- _REQUEST_: What follows is a set of records, each of which is to be written out exactly.

- _MATERIAL SUPPLIED_:

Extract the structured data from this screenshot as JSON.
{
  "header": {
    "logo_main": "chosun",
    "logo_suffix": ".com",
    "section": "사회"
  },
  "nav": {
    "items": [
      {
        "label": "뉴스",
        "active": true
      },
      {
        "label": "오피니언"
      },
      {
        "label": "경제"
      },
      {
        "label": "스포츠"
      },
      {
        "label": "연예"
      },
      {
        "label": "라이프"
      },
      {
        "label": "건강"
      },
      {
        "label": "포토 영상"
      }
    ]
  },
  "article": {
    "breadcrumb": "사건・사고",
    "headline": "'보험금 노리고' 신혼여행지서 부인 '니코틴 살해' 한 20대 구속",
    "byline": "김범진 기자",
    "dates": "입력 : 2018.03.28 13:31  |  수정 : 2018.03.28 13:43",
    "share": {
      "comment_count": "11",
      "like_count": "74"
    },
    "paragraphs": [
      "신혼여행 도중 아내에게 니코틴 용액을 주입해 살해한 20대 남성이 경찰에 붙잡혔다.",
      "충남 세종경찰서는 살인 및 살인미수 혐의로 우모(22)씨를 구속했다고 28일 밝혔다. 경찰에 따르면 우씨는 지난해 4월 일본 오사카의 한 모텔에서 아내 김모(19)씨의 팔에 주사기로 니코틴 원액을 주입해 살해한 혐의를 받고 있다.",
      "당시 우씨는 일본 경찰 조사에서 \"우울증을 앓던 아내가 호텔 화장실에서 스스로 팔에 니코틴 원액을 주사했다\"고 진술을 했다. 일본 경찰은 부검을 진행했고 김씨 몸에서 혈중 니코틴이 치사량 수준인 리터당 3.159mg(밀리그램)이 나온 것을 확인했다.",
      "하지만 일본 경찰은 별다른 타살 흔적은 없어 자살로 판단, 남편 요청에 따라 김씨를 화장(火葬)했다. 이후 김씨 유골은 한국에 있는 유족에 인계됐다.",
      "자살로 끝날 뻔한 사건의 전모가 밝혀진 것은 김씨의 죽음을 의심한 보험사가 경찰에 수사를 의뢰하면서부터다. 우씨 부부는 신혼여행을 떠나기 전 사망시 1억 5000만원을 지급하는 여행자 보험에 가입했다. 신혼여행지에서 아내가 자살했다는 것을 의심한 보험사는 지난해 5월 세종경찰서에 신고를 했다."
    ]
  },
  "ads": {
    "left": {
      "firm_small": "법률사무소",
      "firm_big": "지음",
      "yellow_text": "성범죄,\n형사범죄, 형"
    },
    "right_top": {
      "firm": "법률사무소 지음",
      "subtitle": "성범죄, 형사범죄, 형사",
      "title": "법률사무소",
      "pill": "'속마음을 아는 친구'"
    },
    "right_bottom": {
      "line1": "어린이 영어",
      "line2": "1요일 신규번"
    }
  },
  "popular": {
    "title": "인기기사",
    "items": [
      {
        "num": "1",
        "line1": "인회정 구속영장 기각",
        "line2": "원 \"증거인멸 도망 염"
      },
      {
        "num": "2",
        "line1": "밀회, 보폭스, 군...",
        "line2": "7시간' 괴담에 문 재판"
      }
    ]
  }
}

- _COMPLETE OUTPUT_:
Extract the structured data from this screenshot as JSON.
{
  "header": {
    "logo_main": "chosun",
    "logo_suffix": ".com",
    "section": "사회"
  },
  "nav": {
    "items": [
      {
        "label": "뉴스",
        "active": true
      },
      {
        "label": "오피니언"
      },
      {
        "label": "경제"
      },
      {
        "label": "스포츠"
      },
      {
        "label": "연예"
      },
      {
        "label": "라이프"
      },
      {
        "label": "건강"
      },
      {
        "label": "포토 영상"
      }
    ]
  },
  "article": {
    "breadcrumb": "사건・사고",
    "headline": "'보험금 노리고' 신혼여행지서 부인 '니코틴 살해' 한 20대 구속",
    "byline": "김범진 기자",
    "dates": "입력 : 2018.03.28 13:31  |  수정 : 2018.03.28 13:43",
    "share": {
      "comment_count": "11",
      "like_count": "74"
    },
    "paragraphs": [
      "신혼여행 도중 아내에게 니코틴 용액을 주입해 살해한 20대 남성이 경찰에 붙잡혔다.",
      "충남 세종경찰서는 살인 및 살인미수 혐의로 우모(22)씨를 구속했다고 28일 밝혔다. 경찰에 따르면 우씨는 지난해 4월 일본 오사카의 한 모텔에서 아내 김모(19)씨의 팔에 주사기로 니코틴 원액을 주입해 살해한 혐의를 받고 있다.",
      "당시 우씨는 일본 경찰 조사에서 \"우울증을 앓던 아내가 호텔 화장실에서 스스로 팔에 니코틴 원액을 주사했다\"고 진술을 했다. 일본 경찰은 부검을 진행했고 김씨 몸에서 혈중 니코틴이 치사량 수준인 리터당 3.159mg(밀리그램)이 나온 것을 확인했다.",
      "하지만 일본 경찰은 별다른 타살 흔적은 없어 자살로 판단, 남편 요청에 따라 김씨를 화장(火葬)했다. 이후 김씨 유골은 한국에 있는 유족에 인계됐다.",
      "자살로 끝날 뻔한 사건의 전모가 밝혀진 것은 김씨의 죽음을 의심한 보험사가 경찰에 수사를 의뢰하면서부터다. 우씨 부부는 신혼여행을 떠나기 전 사망시 1억 5000만원을 지급하는 여행자 보험에 가입했다. 신혼여행지에서 아내가 자살했다는 것을 의심한 보험사는 지난해 5월 세종경찰서에 신고를 했다."
    ]
  },
  "ads": {
    "left": {
      "firm_small": "법률사무소",
      "firm_big": "지음",
      "yellow_text": "성범죄,\n형사범죄, 형"
    },
    "right_top": {
      "firm": "법률사무소 지음",
      "subtitle": "성범죄, 형사범죄, 형사",
      "title": "법률사무소",
      "pill": "'속마음을 아는 친구'"
    },
    "right_bottom": {
      "line1": "어린이 영어",
      "line2": "1요일 신규번"
    }
  },
  "popular": {
    "title": "인기기사",
    "items": [
      {
        "num": "1",
        "line1": "인회정 구속영장 기각",
        "line2": "원 \"증거인멸 도망 염"
      },
      {
        "num": "2",
        "line1": "밀회, 보폭스, 군...",
        "line2": "7시간' 괴담에 문 재판"
      }
    ]
  }
}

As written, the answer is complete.